TEXT TO READ:
## Start

Marco Kusumawijaya, Jakarta
Menteng is no longer a conservation area. This is not a statement from legal point of view, of course, but from the reality in the field. The irony is exactly that legally it is. The conservationist perspective has so long prevented it from being looked at its real, basic problem: How to maintain a comfortable living in the city’s centre. What is happening there is first of all not a destruction of a shared colonial heritage, but simply a destruction of a good quality residential neighbourhood. It is an epitome of what is happening to the whole Jakarta, as it is being turned into a gigantc machine to earn a living, with little left for living itself.
The Jakarta Post has recently timely reported increasing conversion of residences into business establishments, with all the vices and complaints it has generated, in two most interesting residential neighbourhoods in Jakarta—Kebayoran Baru and Menteng—despite the fact that they are legally protected as residential areas and conservation sites of significant heritage values.
Some houses in Menteng are quitely converted, without any sign of even the names of the establishments, for example a spa and salon on Jalan Situbondo, and a boutique of important brand on Jalan Purworejo, as they know that they are against the regulations that are ironically proclaimed on boards on sidewalks nearby. The thing is that for sure they cater to the real need of the rich and famous in the neighbourhood. So, what to do? Should we live with the hypocrisy of ignoring the breach of regulation? Or should we rationally find compromise to it? The question is how to make a compromise not the first card on a domino effect that will eventually bring the whole Menteng down.
It is no longer about conservation, but simple residential quality of taste.
It is no longer about arguing for conservation—it is too late—but simply for quality environment with tasteful residences, which are increasingly replaced by cheap and disdainful-looking buildings like those in Pluit, such as repulsively overwhelming at Jalan Sawo, for example. Here, the whole idea of Menteng streetscape is gone, with even its sidewalks shamefully privatised.
All possible planning exercises have been made with its physical conservation as their main focus. This good intention seems to have paved its very way towards destruction of its more basic importance: a quality residential site for living. The conservationists have missed its urban planning dimensions. Widening of Kuningan bridge that will bring more traffic into it, and use of its residential streets as “U-turns”, a pretentious park with multilevel parking-garage serving cheap hotel and other more buildings with higher Floor Area Ratio (FAR) on Cokroaminoto Street that will change the street from being a local service area to a city-wide service area, will soon initiate the domino effect to the whole Menteng. And, how can we expect retired pensioners to maintain their houses literally condemned as heritage without any subsidy and tax incentives? The paradox is that the better one up-keeps his or her house in Menteng, the bigger chance it is for the house to be condemned into a higher conservation category. Some houses were therefore left to rot. And when it has rotten enough, permit is “requested” to build a new building on it, most of the time much bigger and uglier that the original.

## End

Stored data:
## Start

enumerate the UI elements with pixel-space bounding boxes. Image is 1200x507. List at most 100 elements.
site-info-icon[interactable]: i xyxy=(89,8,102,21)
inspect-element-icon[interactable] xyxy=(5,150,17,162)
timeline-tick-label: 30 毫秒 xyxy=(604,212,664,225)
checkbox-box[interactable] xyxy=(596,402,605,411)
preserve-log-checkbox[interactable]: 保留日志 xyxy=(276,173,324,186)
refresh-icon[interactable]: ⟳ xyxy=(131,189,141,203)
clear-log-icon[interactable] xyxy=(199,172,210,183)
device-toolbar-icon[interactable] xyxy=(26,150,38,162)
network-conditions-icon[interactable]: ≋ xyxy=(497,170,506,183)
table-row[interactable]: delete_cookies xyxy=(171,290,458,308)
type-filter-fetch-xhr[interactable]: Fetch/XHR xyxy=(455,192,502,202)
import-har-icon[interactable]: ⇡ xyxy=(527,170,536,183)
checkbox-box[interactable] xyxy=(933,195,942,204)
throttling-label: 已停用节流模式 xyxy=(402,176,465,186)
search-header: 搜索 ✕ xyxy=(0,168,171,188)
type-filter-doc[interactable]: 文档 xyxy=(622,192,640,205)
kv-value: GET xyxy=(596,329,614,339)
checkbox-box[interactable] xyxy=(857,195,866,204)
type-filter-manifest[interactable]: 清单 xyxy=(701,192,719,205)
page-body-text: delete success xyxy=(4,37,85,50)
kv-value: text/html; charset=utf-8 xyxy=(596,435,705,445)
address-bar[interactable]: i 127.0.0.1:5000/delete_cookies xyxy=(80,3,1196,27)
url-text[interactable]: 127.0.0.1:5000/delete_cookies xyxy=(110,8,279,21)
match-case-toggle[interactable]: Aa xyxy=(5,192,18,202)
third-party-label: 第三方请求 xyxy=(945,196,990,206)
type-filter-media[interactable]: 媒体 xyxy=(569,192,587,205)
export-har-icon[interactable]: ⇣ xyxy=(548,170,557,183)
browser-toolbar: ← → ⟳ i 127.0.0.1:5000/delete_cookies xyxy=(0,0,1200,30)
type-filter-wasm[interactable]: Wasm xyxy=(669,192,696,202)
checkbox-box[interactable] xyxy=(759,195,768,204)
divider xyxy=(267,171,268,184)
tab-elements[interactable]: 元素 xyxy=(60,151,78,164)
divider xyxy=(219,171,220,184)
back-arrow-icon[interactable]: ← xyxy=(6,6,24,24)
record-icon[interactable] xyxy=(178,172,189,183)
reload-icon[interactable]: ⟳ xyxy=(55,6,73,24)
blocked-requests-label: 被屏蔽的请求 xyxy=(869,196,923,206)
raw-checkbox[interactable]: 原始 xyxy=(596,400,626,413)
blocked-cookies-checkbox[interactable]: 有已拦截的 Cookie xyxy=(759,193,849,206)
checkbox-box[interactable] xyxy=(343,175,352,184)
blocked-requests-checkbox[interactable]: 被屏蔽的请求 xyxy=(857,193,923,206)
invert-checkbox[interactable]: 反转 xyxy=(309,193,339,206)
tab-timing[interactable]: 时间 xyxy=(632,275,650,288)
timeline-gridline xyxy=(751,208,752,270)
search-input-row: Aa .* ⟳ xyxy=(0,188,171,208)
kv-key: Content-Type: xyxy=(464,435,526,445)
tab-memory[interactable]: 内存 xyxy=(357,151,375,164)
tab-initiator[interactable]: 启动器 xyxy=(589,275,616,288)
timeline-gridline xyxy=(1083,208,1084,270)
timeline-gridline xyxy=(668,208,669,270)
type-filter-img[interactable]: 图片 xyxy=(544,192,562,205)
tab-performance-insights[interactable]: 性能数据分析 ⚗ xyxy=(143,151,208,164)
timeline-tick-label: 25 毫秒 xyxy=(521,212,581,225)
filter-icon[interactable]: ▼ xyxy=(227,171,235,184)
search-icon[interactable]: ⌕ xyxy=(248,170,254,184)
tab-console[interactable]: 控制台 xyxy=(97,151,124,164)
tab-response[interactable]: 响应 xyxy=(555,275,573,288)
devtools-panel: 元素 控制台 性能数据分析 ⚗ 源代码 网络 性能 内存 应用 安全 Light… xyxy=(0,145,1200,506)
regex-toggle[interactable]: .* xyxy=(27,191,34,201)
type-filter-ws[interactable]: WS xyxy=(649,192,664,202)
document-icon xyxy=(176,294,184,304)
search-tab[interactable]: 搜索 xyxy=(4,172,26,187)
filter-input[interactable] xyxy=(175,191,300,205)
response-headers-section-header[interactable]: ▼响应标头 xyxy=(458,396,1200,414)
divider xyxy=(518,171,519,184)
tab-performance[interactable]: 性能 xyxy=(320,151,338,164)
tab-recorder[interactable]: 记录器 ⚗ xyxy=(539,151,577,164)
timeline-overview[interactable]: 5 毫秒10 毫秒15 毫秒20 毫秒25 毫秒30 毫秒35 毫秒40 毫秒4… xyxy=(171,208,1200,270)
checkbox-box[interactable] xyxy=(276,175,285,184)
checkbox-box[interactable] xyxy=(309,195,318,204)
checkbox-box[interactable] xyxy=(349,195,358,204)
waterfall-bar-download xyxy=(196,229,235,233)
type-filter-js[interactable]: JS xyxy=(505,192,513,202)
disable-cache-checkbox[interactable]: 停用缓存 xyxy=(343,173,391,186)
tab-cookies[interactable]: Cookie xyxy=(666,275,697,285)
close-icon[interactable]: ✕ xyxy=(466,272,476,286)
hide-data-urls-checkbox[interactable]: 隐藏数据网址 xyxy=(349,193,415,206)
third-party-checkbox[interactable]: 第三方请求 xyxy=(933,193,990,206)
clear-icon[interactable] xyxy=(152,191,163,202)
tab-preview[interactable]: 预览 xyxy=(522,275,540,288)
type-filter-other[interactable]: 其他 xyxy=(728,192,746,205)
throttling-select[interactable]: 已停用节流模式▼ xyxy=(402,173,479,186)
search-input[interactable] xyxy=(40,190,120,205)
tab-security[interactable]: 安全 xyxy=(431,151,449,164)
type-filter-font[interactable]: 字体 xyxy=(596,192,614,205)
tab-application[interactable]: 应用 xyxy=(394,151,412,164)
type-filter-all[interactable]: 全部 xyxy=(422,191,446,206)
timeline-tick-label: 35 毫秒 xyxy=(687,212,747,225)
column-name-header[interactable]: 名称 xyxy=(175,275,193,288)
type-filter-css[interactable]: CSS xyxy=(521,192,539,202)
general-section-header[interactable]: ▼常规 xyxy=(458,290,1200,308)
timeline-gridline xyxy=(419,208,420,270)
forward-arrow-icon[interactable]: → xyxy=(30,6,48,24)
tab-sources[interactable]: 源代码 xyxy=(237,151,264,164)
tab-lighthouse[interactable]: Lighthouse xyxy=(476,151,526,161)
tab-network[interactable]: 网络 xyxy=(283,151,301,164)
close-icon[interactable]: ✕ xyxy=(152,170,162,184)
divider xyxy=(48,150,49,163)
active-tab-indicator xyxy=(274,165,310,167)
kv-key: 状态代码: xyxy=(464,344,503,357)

## End

REQUEST 1: Translate this sentence from the article on Menteng into Spanish: "Some houses were therefore left to rot."
REQUEST 2: Carry the article on Menteng forward, starting right after its final sentence.
The listing comes from a separate source.

TASK OUTPUT 1: Por lo tanto, algunas casas se dejaron pudrir.

TASK OUTPUT 2:
One arguably successful restored heritage building is the Kunstkring or Gedung Imigrasi. It has been re-purchased and restored with public money, but now lost its publicness completely. It is now a stylish (?) restaurant run by a company that we never know how it was chosen. I am particularly upset by the fact that the plant vendors under the overhead rail tracks at the eastern border of the restaurant have been partly evicted to make space for parking lots.
On the positive side, strangely, there have been emerging new restaurants along Jalan Cikini over the past few years, adapting the old shophouses elegantly. There is a sense of reviving the old street as a high street as it had been meant to be in the colonial time. These new establishments find the art-deco architecture of the shophouses serving their clients quite well. Perhaps, because it conforms to the taste of the upcoming yuppies. In any case, it just happens, luckily for the better. No policy is required, it is the invisible hand of the market working.
We are also witnessing more high-rise towers popping up in Menteng, for example at Jalan Cikditiro. Again, it raises question: how could they have been permitted? On an other side of the neighbourhood, on Jalan Sumenep, the city’s government itself keeps building more permanent structures on canal bank that is supposed to be a green belt. First it was the stores of aquarium fish and decorative plants, then it was a branch office of the city’s agriculture and fishery department, and most recently a mosque. All shamelessly have their ugly backs on the canal, with waste water draining pipes protruding into it, and all visible from the other sde of the canal.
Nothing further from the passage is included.